Do this:
From the entries that follow, gather each line holding the word "title".

------------

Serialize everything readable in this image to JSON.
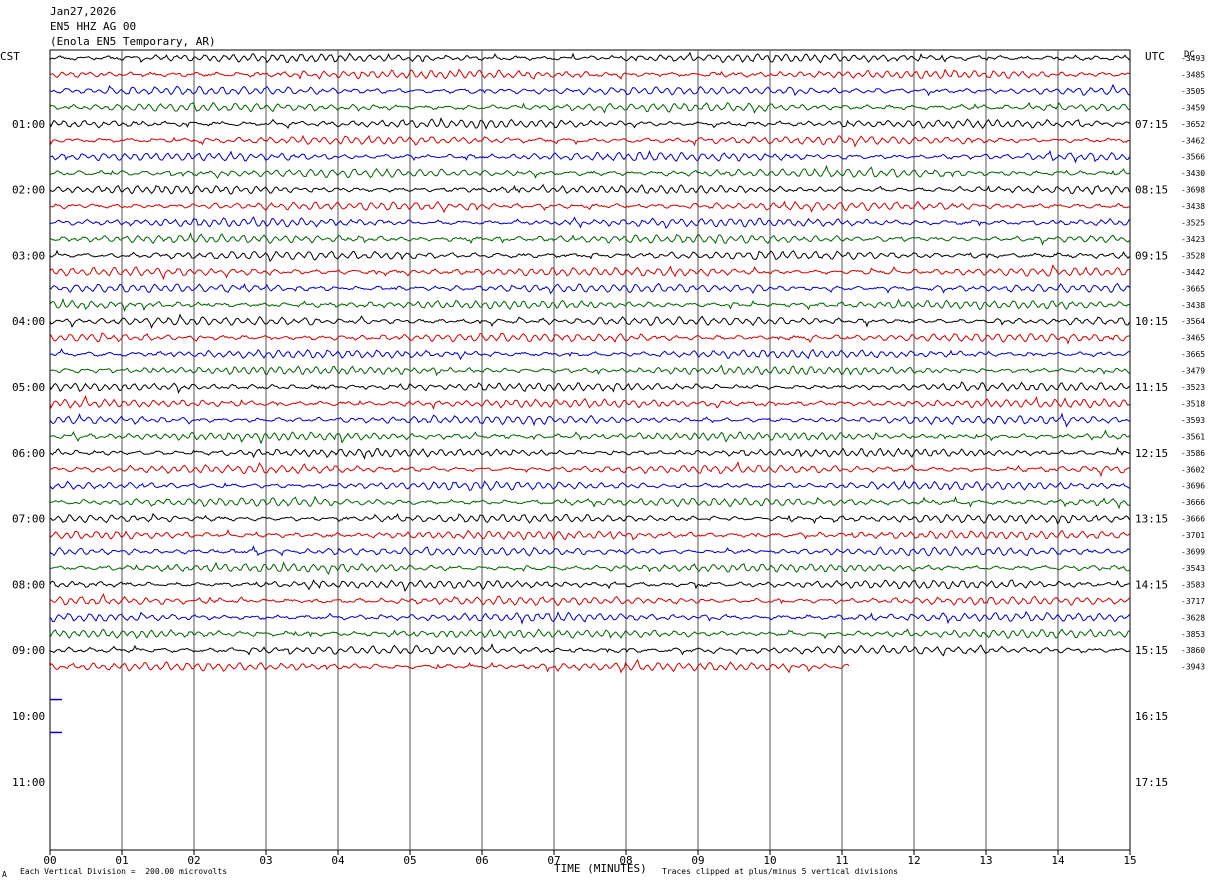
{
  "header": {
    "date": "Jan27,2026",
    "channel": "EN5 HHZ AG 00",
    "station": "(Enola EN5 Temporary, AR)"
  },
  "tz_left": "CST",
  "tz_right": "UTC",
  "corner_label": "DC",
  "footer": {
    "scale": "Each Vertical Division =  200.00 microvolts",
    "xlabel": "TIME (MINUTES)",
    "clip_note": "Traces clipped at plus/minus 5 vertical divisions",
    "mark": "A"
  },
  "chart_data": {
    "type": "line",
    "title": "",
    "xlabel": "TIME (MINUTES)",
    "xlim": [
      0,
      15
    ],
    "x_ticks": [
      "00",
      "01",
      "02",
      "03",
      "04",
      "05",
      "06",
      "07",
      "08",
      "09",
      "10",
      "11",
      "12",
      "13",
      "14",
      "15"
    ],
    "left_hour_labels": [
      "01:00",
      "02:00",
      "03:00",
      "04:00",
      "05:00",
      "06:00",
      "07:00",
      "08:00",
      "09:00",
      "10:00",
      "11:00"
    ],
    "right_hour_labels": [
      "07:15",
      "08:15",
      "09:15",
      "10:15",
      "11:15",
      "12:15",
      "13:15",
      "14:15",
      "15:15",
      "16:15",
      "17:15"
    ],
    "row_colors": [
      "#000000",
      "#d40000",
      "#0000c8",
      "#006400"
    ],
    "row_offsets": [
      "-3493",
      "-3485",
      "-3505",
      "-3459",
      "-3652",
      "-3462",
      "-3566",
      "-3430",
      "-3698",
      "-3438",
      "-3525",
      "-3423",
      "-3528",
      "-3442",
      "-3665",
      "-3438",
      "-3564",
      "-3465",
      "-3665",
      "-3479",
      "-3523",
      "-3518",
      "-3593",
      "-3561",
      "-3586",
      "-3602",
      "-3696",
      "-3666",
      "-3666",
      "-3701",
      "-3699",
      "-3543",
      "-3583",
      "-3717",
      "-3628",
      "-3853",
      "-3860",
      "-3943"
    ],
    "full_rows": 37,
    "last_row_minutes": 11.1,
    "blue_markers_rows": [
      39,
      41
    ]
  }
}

------------

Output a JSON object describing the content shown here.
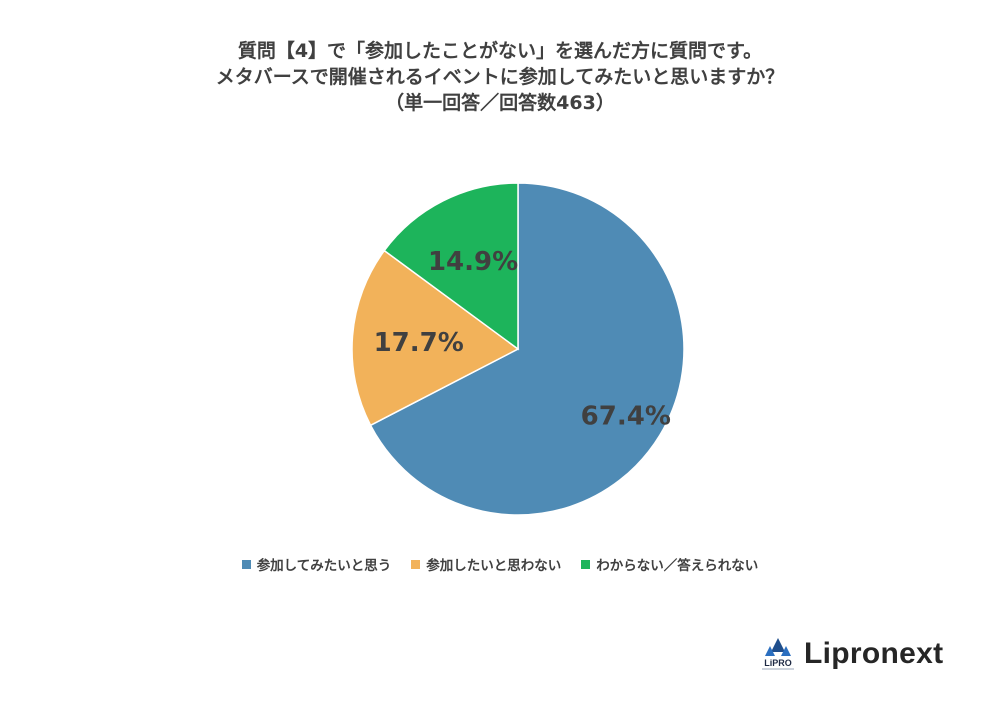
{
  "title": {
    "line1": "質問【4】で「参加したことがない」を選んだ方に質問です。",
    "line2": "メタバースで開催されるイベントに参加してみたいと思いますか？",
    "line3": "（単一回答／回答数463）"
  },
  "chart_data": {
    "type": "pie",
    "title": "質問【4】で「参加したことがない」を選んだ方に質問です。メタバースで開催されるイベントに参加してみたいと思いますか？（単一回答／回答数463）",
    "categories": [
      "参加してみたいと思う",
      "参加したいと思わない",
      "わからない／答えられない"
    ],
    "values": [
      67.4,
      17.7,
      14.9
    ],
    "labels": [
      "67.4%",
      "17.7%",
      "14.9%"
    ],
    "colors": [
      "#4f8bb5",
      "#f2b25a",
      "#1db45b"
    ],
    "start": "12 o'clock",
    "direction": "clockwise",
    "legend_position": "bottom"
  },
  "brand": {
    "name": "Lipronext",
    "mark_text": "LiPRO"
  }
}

------------

Solution:
    "title": "",
  "title": {
    "title": "質問【4】で「参加したことがない」を選んだ方に質問です。メタバースで開催されるイベントに参加してみたいと思いますか？（単一回答／回答数463）",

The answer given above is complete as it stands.